---------- Records for this task ----------

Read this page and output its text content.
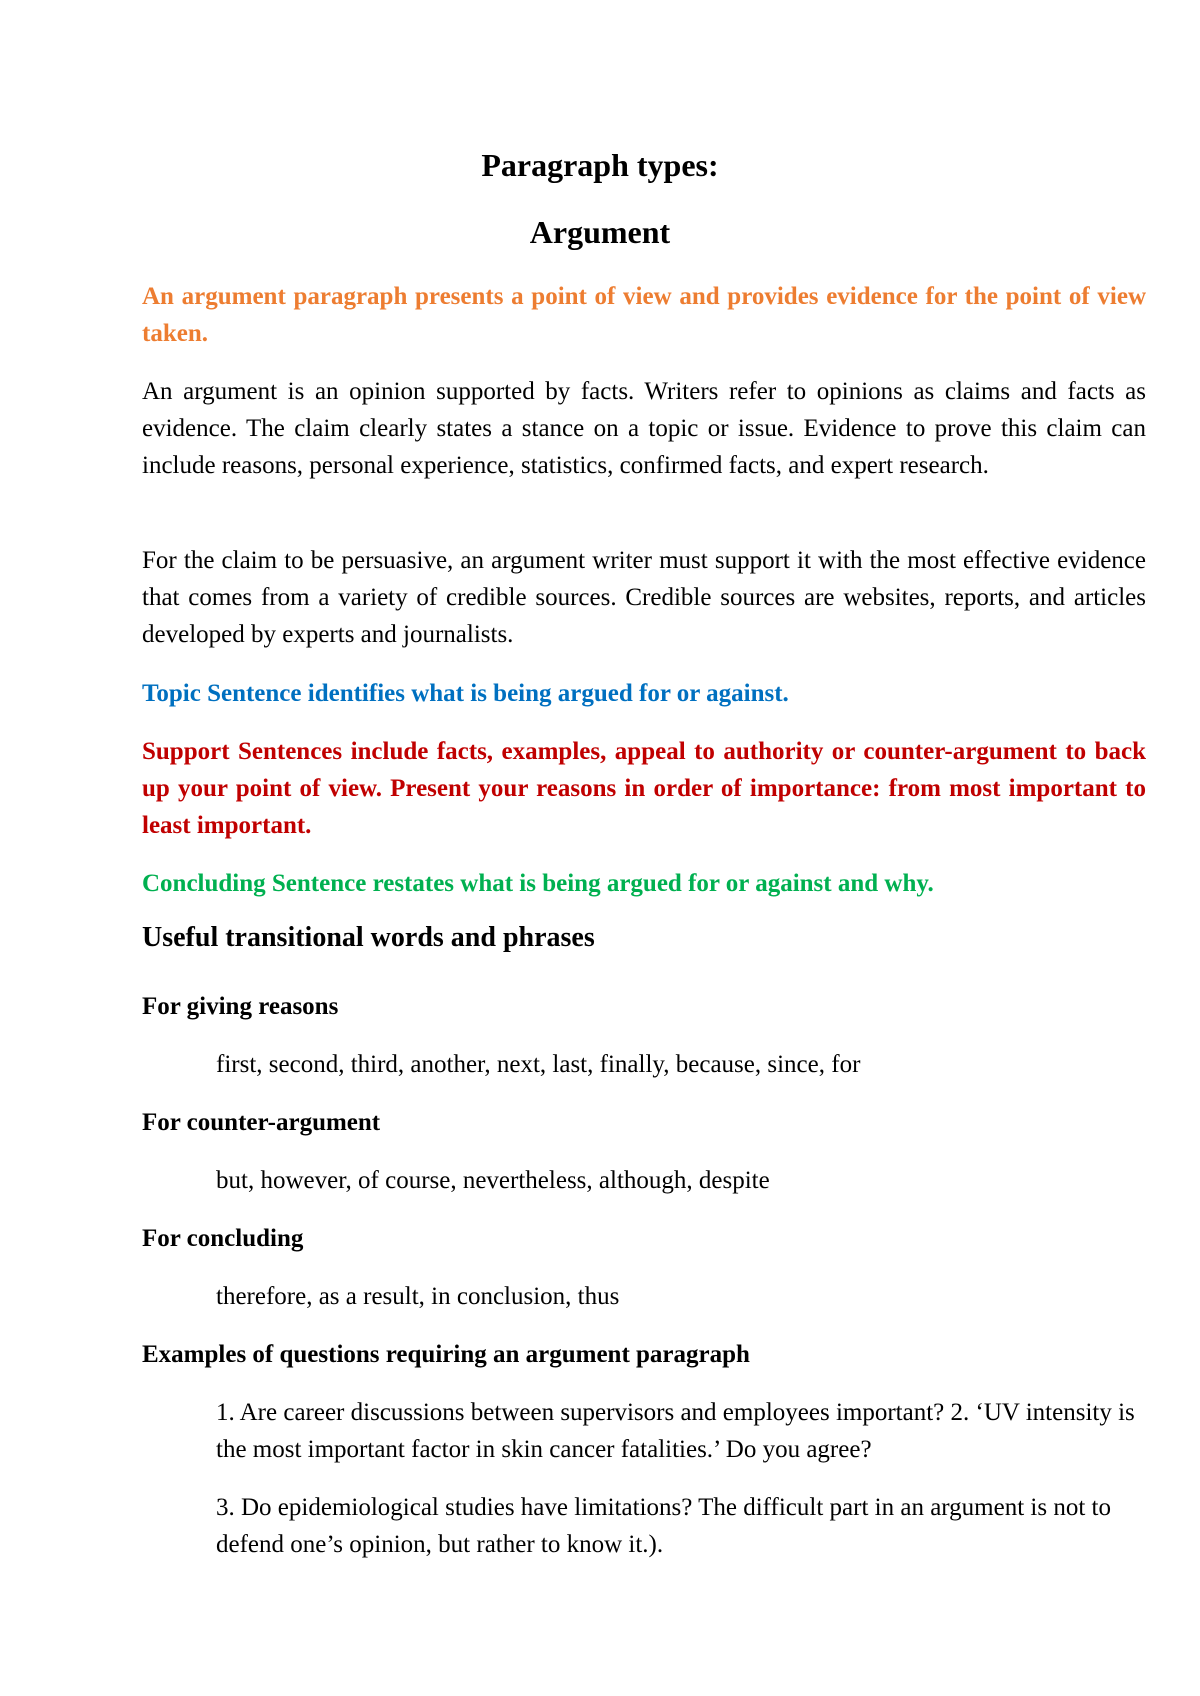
Paragraph types:
Argument

An argument paragraph presents a point of view and provides evidence for the point of view taken.

An argument is an opinion supported by facts. Writers refer to opinions as claims and facts as evidence. The claim clearly states a stance on a topic or issue. Evidence to prove this claim can include reasons, personal experience, statistics, confirmed facts, and expert research.

For the claim to be persuasive, an argument writer must support it with the most effective evidence that comes from a variety of credible sources. Credible sources are websites, reports, and articles developed by experts and journalists.

Topic Sentence identifies what is being argued for or against.

Support Sentences include facts, examples, appeal to authority or counter-argument to back up your point of view. Present your reasons in order of importance: from most important to least important.

Concluding Sentence restates what is being argued for or against and why.

Useful transitional words and phrases

For giving reasons

first, second, third, another, next, last, finally, because, since, for

For counter-argument

but, however, of course, nevertheless, although, despite

For concluding

therefore, as a result, in conclusion, thus

Examples of questions requiring an argument paragraph

1. Are career discussions between supervisors and employees important? 2. ‘UV intensity is the most important factor in skin cancer fatalities.’ Do you agree?

3. Do epidemiological studies have limitations? The difficult part in an argument is not to defend one’s opinion, but rather to know it.).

----------

* **Required task**:
Print the full listing exactly, dropping the pictures.

* **Task response**:
Read this page and output its text content.
Paragraph types:
Argument

An argument paragraph presents a point of view and provides evidence for the point of view taken.

An argument is an opinion supported by facts. Writers refer to opinions as claims and facts as evidence. The claim clearly states a stance on a topic or issue. Evidence to prove this claim can include reasons, personal experience, statistics, confirmed facts, and expert research.

For the claim to be persuasive, an argument writer must support it with the most effective evidence that comes from a variety of credible sources. Credible sources are websites, reports, and articles developed by experts and journalists.

Topic Sentence identifies what is being argued for or against.

Support Sentences include facts, examples, appeal to authority or counter-argument to back up your point of view. Present your reasons in order of importance: from most important to least important.

Concluding Sentence restates what is being argued for or against and why.

Useful transitional words and phrases

For giving reasons

first, second, third, another, next, last, finally, because, since, for

For counter-argument

but, however, of course, nevertheless, although, despite

For concluding

therefore, as a result, in conclusion, thus

Examples of questions requiring an argument paragraph

1. Are career discussions between supervisors and employees important? 2. ‘UV intensity is the most important factor in skin cancer fatalities.’ Do you agree?

3. Do epidemiological studies have limitations? The difficult part in an argument is not to defend one’s opinion, but rather to know it.).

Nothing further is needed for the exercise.